#### Objective:
In the listing below, locate the lines bearing the word "letošního". Copy every one of them.

begin Records supplied

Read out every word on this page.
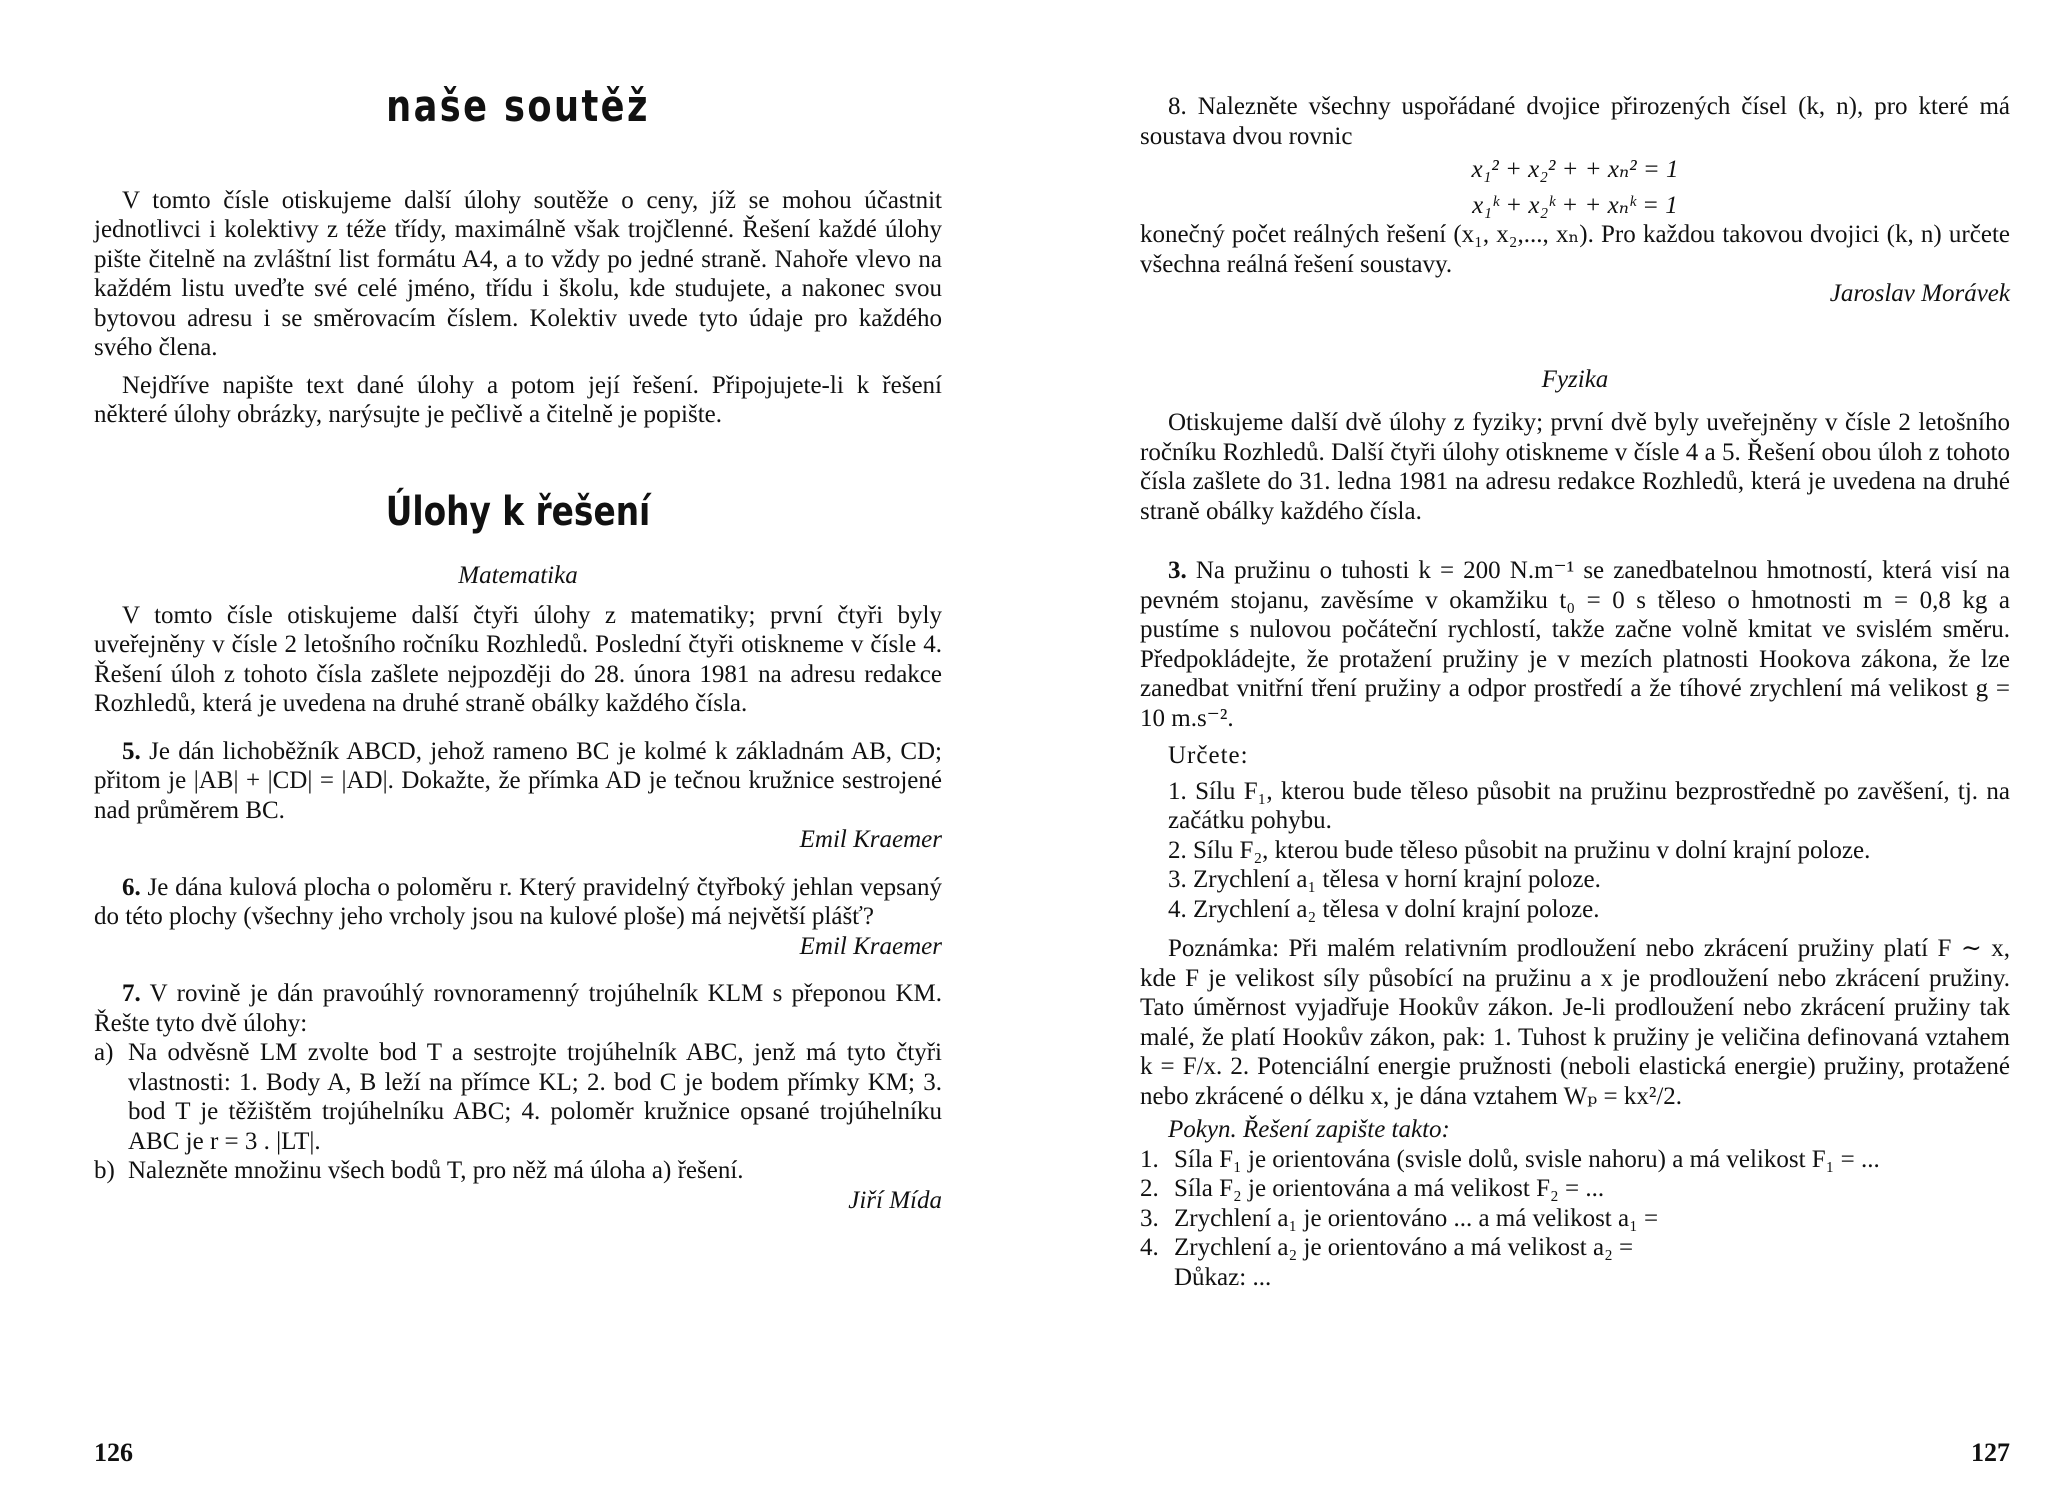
naše soutěž

V tomto čísle otiskujeme další úlohy soutěže o ceny, jíž se mohou účastnit jednotlivci i kolektivy z téže třídy, maximálně však trojčlenné. Řešení každé úlohy pište čitelně na zvláštní list formátu A4, a to vždy po jedné straně. Nahoře vlevo na každém listu uveďte své celé jméno, třídu i školu, kde studujete, a nakonec svou bytovou adresu i se směrovacím číslem. Kolektiv uvede tyto údaje pro každého svého člena.

Nejdříve napište text dané úlohy a potom její řešení. Připojujete-li k řešení některé úlohy obrázky, narýsujte je pečlivě a čitelně je popište.

Úlohy k řešení

Matematika

V tomto čísle otiskujeme další čtyři úlohy z matematiky; první čtyři byly uveřejněny v čísle 2 letošního ročníku Rozhledů. Poslední čtyři otiskneme v čísle 4. Řešení úloh z tohoto čísla zašlete nejpozději do 28. února 1981 na adresu redakce Rozhledů, která je uvedena na druhé straně obálky každého čísla.

5. Je dán lichoběžník ABCD, jehož rameno BC je kolmé k základnám AB, CD; přitom je |AB| + |CD| = |AD|. Dokažte, že přímka AD je tečnou kružnice sestrojené nad průměrem BC.

Emil Kraemer

6. Je dána kulová plocha o poloměru r. Který pravidelný čtyřboký jehlan vepsaný do této plochy (všechny jeho vrcholy jsou na kulové ploše) má největší plášť?

Emil Kraemer

7. V rovině je dán pravoúhlý rovnoramenný trojúhelník KLM s přeponou KM. Řešte tyto dvě úlohy:

a) Na odvěsně LM zvolte bod T a sestrojte trojúhelník ABC, jenž má tyto čtyři vlastnosti: 1. Body A, B leží na přímce KL; 2. bod C je bodem přímky KM; 3. bod T je těžištěm trojúhelníku ABC; 4. poloměr kružnice opsané trojúhelníku ABC je r = 3 . |LT|.

b) Nalezněte množinu všech bodů T, pro něž má úloha a) řešení.

Jiří Mída

126

8. Nalezněte všechny uspořádané dvojice přirozených čísel (k, n), pro které má soustava dvou rovnic

x₁² + x₂² + + xₙ² = 1

x₁ᵏ + x₂ᵏ + + xₙᵏ = 1

konečný počet reálných řešení (x₁, x₂,..., xₙ). Pro každou takovou dvojici (k, n) určete všechna reálná řešení soustavy.

Jaroslav Morávek

Fyzika

Otiskujeme další dvě úlohy z fyziky; první dvě byly uveřejněny v čísle 2 letošního ročníku Rozhledů. Další čtyři úlohy otiskneme v čísle 4 a 5. Řešení obou úloh z tohoto čísla zašlete do 31. ledna 1981 na adresu redakce Rozhledů, která je uvedena na druhé straně obálky každého čísla.

3. Na pružinu o tuhosti k = 200 N.m⁻¹ se zanedbatelnou hmotností, která visí na pevném stojanu, zavěsíme v okamžiku t₀ = 0 s těleso o hmotnosti m = 0,8 kg a pustíme s nulovou počáteční rychlostí, takže začne volně kmitat ve svislém směru. Předpokládejte, že protažení pružiny je v mezích platnosti Hookova zákona, že lze zanedbat vnitřní tření pružiny a odpor prostředí a že tíhové zrychlení má velikost g = 10 m.s⁻².

Určete:

1. Sílu F₁, kterou bude těleso působit na pružinu bezprostředně po zavěšení, tj. na začátku pohybu.

2. Sílu F₂, kterou bude těleso působit na pružinu v dolní krajní poloze.

3. Zrychlení a₁ tělesa v horní krajní poloze.

4. Zrychlení a₂ tělesa v dolní krajní poloze.

Poznámka: Při malém relativním prodloužení nebo zkrácení pružiny platí F ∼ x, kde F je velikost síly působící na pružinu a x je prodloužení nebo zkrácení pružiny. Tato úměrnost vyjadřuje Hookův zákon. Je-li prodloužení nebo zkrácení pružiny tak malé, že platí Hookův zákon, pak: 1. Tuhost k pružiny je veličina definovaná vztahem k = F/x. 2. Potenciální energie pružnosti (neboli elastická energie) pružiny, protažené nebo zkrácené o délku x, je dána vztahem Wₚ = kx²/2.

Pokyn. Řešení zapište takto:

1. Síla F₁ je orientována (svisle dolů, svisle nahoru) a má velikost F₁ = ...

2. Síla F₂ je orientována a má velikost F₂ = ...

3. Zrychlení a₁ je orientováno ... a má velikost a₁ =

4. Zrychlení a₂ je orientováno a má velikost a₂ =

Důkaz: ...

127
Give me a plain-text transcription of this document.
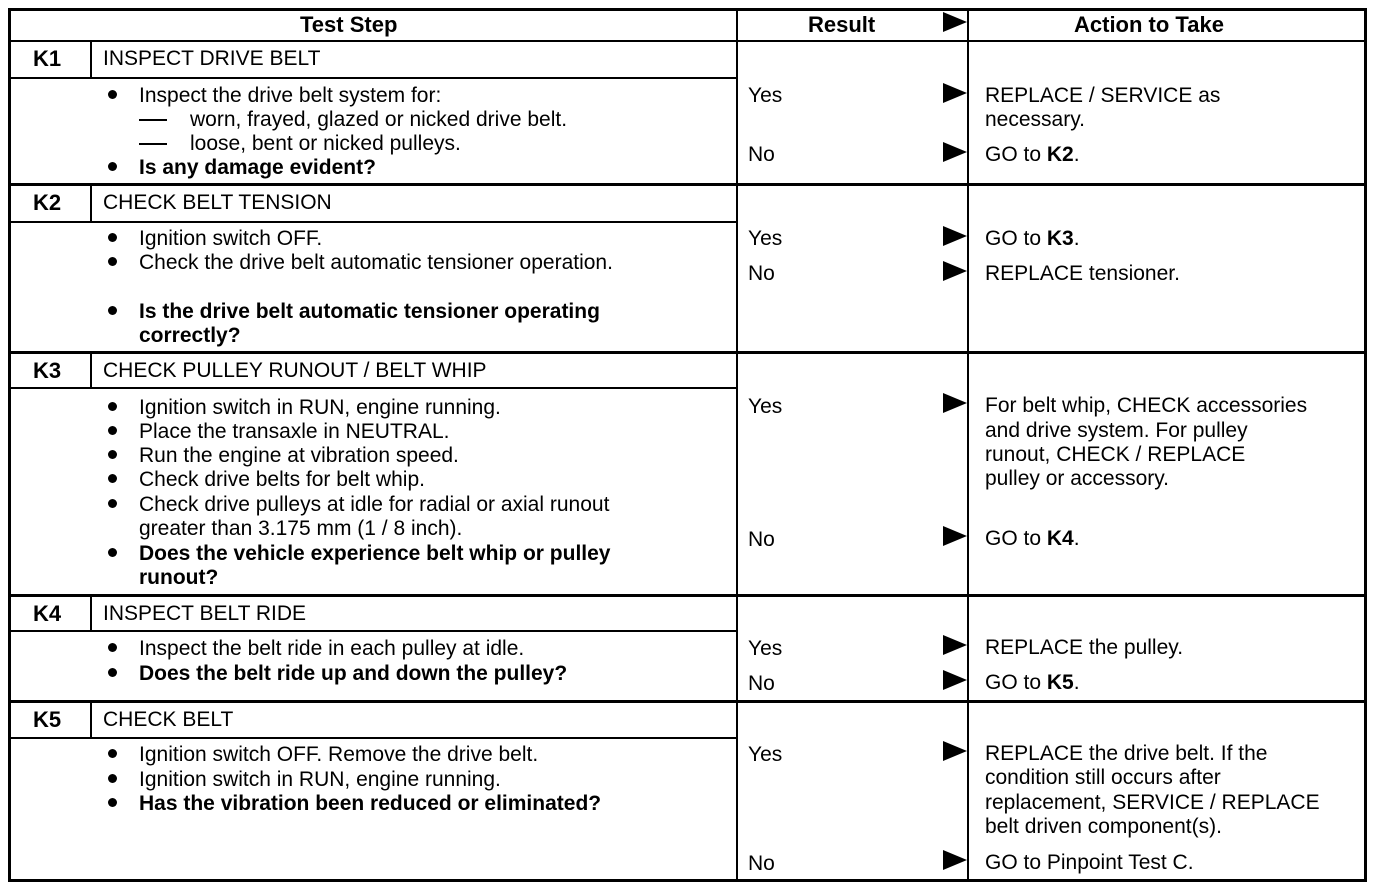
Test Step	Result	Action to Take
K1 INSPECT DRIVE BELT
Inspect the drive belt system for:
worn, frayed, glazed or nicked drive belt.
loose, bent or nicked pulleys.
Is any damage evident?
Yes	REPLACE / SERVICE as
necessary.
No	GO to K2.
K2 CHECK BELT TENSION
Ignition switch OFF.
Check the drive belt automatic tensioner operation.
Is the drive belt automatic tensioner operating
correctly?
Yes	GO to K3.
No	REPLACE tensioner.
K3 CHECK PULLEY RUNOUT / BELT WHIP
Ignition switch in RUN, engine running.
Place the transaxle in NEUTRAL.
Run the engine at vibration speed.
Check drive belts for belt whip.
Check drive pulleys at idle for radial or axial runout
greater than 3.175 mm (1 / 8 inch).
Does the vehicle experience belt whip or pulley
runout?
Yes	For belt whip, CHECK accessories
and drive system. For pulley
runout, CHECK / REPLACE
pulley or accessory.
No	GO to K4.
K4 INSPECT BELT RIDE
Inspect the belt ride in each pulley at idle.
Does the belt ride up and down the pulley?
Yes	REPLACE the pulley.
No	GO to K5.
K5 CHECK BELT
Ignition switch OFF. Remove the drive belt.
Ignition switch in RUN, engine running.
Has the vibration been reduced or eliminated?
Yes	REPLACE the drive belt. If the
condition still occurs after
replacement, SERVICE / REPLACE
belt driven component(s).
No	GO to Pinpoint Test C.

end Records supplied

#### The response:
V tomto čísle otiskujeme další čtyři úlohy z matematiky; první čtyři byly uveřejněny v čísle 2 letošního ročníku Rozhledů. Poslední čtyři otiskneme v čísle 4. Řešení úloh z tohoto čísla zašlete nejpozději do 28. února 1981 na adresu redakce Rozhledů, která je uvedena na druhé straně obálky každého čísla.
Otiskujeme další dvě úlohy z fyziky; první dvě byly uveřejněny v čísle 2 letošního ročníku Rozhledů. Další čtyři úlohy otiskneme v čísle 4 a 5. Řešení obou úloh z tohoto čísla zašlete do 31. ledna 1981 na adresu redakce Rozhledů, která je uvedena na druhé straně obálky každého čísla.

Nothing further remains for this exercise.